◆ **Set problem**
Exactly as they appear, output all of the records. Skip any images.

◇ ◇ ◇

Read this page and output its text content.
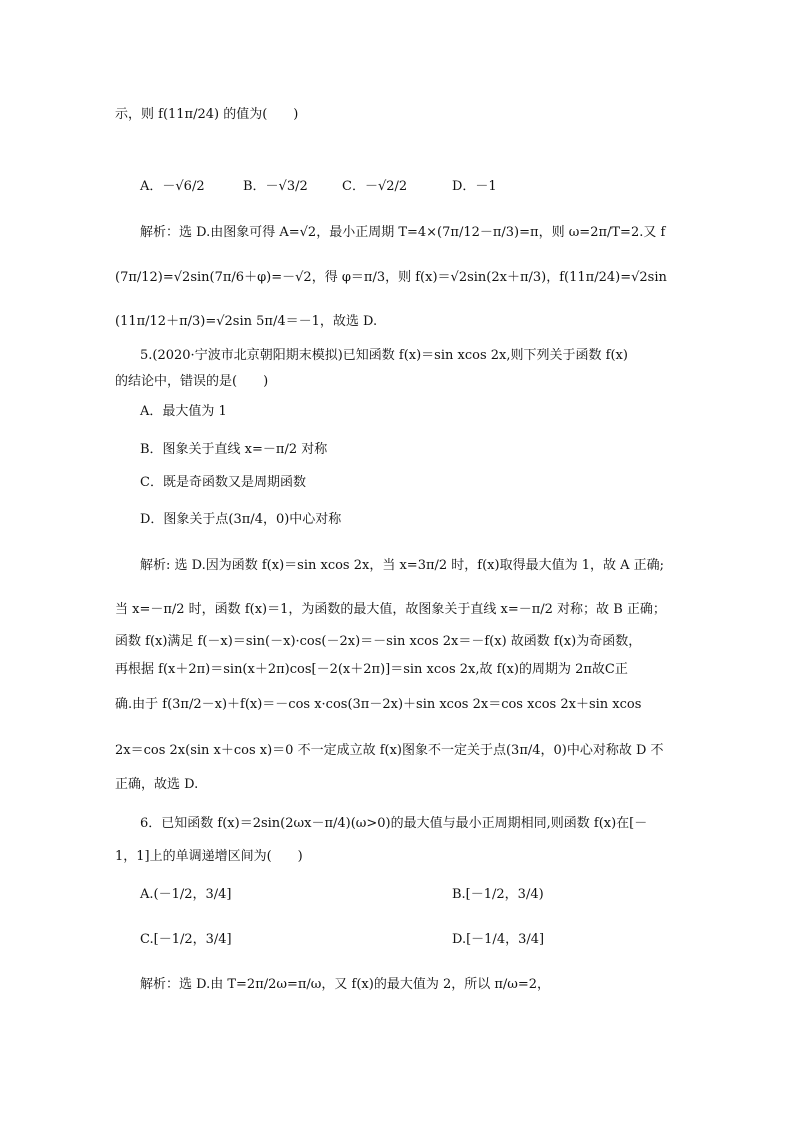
示，则 f(11π/24) 的值为(　　)
A．－√6/2	B．－√3/2	C．－√2/2	D．－1
解析：选 D.由图象可得 A=√2，最小正周期 T=4×(7π/12－π/3)=π，则 ω=2π/T=2.又 f
(7π/12)=√2sin(7π/6＋φ)=－√2，得 φ＝π/3，则 f(x)＝√2sin(2x＋π/3)，f(11π/24)=√2sin
(11π/12＋π/3)=√2sin 5π/4＝－1，故选 D.
5.(2020·宁波市北京朝阳期末模拟)已知函数 f(x)＝sin xcos 2x,则下列关于函数 f(x)
的结论中，错误的是(　　)
A．最大值为 1
B．图象关于直线 x=－π/2 对称
C．既是奇函数又是周期函数
D．图象关于点(3π/4，0)中心对称
解析: 选 D.因为函数 f(x)＝sin xcos 2x，当 x=3π/2 时，f(x)取得最大值为 1，故 A 正确;
当 x=－π/2 时，函数 f(x)＝1，为函数的最大值，故图象关于直线 x=－π/2 对称；故 B 正确；
函数 f(x)满足 f(－x)＝sin(－x)·cos(－2x)＝－sin xcos 2x＝－f(x) 故函数 f(x)为奇函数，
再根据 f(x＋2π)＝sin(x＋2π)cos[－2(x＋2π)]＝sin xcos 2x,故 f(x)的周期为 2π故C正
确.由于 f(3π/2－x)＋f(x)＝－cos x·cos(3π－2x)＋sin xcos 2x＝cos xcos 2x＋sin xcos
2x＝cos 2x(sin x＋cos x)＝0 不一定成立故 f(x)图象不一定关于点(3π/4，0)中心对称故 D 不
正确，故选 D.
6．已知函数 f(x)＝2sin(2ωx－π/4)(ω>0)的最大值与最小正周期相同,则函数 f(x)在[－
1，1]上的单调递增区间为(　　)
A.(－1/2，3/4]	B.[－1/2，3/4)
C.[－1/2，3/4]	D.[－1/4，3/4]
解析：选 D.由 T=2π/2ω=π/ω，又 f(x)的最大值为 2，所以 π/ω=2，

◇ ◇ ◇

◆ **Written answer**
Read this page and output its text content.
示，则 f(11π/24) 的值为(　　)
A．－√6/2	B．－√3/2	C．－√2/2	D．－1
解析：选 D.由图象可得 A=√2，最小正周期 T=4×(7π/12－π/3)=π，则 ω=2π/T=2.又 f
(7π/12)=√2sin(7π/6＋φ)=－√2，得 φ＝π/3，则 f(x)＝√2sin(2x＋π/3)，f(11π/24)=√2sin
(11π/12＋π/3)=√2sin 5π/4＝－1，故选 D.
5.(2020·宁波市北京朝阳期末模拟)已知函数 f(x)＝sin xcos 2x,则下列关于函数 f(x)
的结论中，错误的是(　　)
A．最大值为 1
B．图象关于直线 x=－π/2 对称
C．既是奇函数又是周期函数
D．图象关于点(3π/4，0)中心对称
解析: 选 D.因为函数 f(x)＝sin xcos 2x，当 x=3π/2 时，f(x)取得最大值为 1，故 A 正确;
当 x=－π/2 时，函数 f(x)＝1，为函数的最大值，故图象关于直线 x=－π/2 对称；故 B 正确；
函数 f(x)满足 f(－x)＝sin(－x)·cos(－2x)＝－sin xcos 2x＝－f(x) 故函数 f(x)为奇函数，
再根据 f(x＋2π)＝sin(x＋2π)cos[－2(x＋2π)]＝sin xcos 2x,故 f(x)的周期为 2π故C正
确.由于 f(3π/2－x)＋f(x)＝－cos x·cos(3π－2x)＋sin xcos 2x＝cos xcos 2x＋sin xcos
2x＝cos 2x(sin x＋cos x)＝0 不一定成立故 f(x)图象不一定关于点(3π/4，0)中心对称故 D 不
正确，故选 D.
6．已知函数 f(x)＝2sin(2ωx－π/4)(ω>0)的最大值与最小正周期相同,则函数 f(x)在[－
1，1]上的单调递增区间为(　　)
A.(－1/2，3/4]	B.[－1/2，3/4)
C.[－1/2，3/4]	D.[－1/4，3/4]
解析：选 D.由 T=2π/2ω=π/ω，又 f(x)的最大值为 2，所以 π/ω=2，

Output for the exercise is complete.